> MATERIAL PROVIDED:
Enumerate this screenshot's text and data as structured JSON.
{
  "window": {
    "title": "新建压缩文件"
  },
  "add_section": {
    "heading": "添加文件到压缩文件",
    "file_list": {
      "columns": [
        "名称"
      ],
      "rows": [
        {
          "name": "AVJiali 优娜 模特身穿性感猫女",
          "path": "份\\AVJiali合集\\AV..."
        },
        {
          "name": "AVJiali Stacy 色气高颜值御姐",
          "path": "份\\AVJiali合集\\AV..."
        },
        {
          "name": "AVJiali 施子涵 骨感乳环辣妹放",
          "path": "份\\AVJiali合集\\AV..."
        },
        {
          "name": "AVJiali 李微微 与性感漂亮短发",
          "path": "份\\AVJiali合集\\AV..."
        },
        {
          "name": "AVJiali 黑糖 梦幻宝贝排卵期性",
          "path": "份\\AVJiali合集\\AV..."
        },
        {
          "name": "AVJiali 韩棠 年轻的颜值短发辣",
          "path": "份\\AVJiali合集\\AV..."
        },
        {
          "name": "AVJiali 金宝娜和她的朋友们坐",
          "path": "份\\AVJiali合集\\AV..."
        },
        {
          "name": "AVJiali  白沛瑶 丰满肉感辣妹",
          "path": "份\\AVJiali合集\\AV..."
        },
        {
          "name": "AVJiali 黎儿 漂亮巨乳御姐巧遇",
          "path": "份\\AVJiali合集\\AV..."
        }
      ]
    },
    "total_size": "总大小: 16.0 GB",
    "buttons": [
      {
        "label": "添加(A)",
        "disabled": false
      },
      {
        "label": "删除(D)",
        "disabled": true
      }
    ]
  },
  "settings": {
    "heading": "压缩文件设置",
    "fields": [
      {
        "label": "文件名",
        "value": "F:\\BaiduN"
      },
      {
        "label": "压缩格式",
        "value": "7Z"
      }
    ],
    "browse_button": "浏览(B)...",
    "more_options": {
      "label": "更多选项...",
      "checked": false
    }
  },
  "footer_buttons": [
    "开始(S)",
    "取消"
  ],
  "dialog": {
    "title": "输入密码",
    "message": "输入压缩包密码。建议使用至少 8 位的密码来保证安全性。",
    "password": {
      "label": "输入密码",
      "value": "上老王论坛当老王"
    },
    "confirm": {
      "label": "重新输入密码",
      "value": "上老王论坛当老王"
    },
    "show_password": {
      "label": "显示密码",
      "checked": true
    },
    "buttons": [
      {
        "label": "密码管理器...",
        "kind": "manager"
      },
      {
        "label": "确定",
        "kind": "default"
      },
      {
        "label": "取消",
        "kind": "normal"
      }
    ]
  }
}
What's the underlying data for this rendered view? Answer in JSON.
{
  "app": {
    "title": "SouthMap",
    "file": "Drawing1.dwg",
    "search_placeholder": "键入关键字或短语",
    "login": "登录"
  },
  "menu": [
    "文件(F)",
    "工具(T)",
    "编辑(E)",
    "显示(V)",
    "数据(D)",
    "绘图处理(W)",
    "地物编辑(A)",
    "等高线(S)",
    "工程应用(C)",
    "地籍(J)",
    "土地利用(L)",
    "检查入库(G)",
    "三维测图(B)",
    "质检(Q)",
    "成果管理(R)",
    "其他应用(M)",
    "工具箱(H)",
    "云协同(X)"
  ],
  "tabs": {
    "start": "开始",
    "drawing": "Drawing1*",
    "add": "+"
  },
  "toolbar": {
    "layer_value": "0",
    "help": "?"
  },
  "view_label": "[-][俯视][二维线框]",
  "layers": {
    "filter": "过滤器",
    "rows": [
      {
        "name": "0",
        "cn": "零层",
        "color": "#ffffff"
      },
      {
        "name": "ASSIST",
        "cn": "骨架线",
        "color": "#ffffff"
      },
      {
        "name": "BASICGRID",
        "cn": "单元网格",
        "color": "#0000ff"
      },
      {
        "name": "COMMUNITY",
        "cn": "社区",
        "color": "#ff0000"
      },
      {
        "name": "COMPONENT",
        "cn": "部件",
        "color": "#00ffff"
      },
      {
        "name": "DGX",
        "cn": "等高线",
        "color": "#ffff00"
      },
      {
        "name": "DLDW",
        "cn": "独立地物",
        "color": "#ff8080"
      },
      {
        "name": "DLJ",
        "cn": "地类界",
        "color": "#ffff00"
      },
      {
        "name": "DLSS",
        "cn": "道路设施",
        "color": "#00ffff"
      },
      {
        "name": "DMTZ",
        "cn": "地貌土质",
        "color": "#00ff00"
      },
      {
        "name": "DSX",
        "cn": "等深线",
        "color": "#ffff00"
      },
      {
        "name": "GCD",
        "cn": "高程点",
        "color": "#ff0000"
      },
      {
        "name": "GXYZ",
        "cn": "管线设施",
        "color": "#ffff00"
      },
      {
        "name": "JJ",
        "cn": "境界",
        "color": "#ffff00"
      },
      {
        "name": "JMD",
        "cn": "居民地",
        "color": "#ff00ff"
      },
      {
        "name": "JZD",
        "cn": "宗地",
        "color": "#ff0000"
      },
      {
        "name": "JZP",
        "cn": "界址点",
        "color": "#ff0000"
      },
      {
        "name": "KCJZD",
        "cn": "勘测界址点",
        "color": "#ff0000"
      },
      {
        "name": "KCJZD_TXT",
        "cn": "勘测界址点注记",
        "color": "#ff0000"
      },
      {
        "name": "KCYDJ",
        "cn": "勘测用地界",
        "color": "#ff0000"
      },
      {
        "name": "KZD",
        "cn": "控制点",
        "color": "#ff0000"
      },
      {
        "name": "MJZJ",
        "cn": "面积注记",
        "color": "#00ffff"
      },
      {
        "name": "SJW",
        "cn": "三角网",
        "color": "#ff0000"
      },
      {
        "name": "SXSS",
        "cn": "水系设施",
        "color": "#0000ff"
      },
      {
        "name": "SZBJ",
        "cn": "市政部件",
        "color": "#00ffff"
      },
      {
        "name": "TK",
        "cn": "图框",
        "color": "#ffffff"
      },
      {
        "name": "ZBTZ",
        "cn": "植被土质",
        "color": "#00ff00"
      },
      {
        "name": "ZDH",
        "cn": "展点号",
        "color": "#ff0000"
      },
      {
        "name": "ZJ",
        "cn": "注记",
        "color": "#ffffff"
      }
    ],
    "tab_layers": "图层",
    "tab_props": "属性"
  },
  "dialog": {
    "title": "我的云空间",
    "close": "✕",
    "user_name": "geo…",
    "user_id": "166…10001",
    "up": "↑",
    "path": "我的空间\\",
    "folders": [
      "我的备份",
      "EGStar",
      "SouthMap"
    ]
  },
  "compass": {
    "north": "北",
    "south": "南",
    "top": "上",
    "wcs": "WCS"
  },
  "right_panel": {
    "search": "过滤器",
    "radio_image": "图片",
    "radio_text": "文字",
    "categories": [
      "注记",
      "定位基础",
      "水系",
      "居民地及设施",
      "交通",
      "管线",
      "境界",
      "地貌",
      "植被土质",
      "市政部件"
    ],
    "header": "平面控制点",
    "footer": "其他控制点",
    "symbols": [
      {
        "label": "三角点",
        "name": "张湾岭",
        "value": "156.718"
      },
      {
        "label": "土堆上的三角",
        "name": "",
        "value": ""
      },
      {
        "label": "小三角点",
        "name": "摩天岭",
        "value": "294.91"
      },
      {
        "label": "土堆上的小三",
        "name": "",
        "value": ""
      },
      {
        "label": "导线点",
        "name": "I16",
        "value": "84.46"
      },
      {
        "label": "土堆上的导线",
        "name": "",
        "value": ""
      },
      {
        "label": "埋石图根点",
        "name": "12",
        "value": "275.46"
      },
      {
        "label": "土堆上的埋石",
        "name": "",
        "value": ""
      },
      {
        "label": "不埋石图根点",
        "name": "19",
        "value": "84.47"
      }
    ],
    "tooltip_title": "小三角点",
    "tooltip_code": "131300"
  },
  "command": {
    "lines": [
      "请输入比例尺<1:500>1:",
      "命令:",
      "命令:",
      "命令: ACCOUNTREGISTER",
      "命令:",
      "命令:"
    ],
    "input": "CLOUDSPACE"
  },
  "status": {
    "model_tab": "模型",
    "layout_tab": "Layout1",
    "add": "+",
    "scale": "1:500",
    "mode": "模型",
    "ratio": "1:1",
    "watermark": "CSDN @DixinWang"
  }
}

> STATED GOAL: Count the lines in the entries above that include the string "data", then give only that figure.

> SOLUTION TO THIS EXERCISE: 2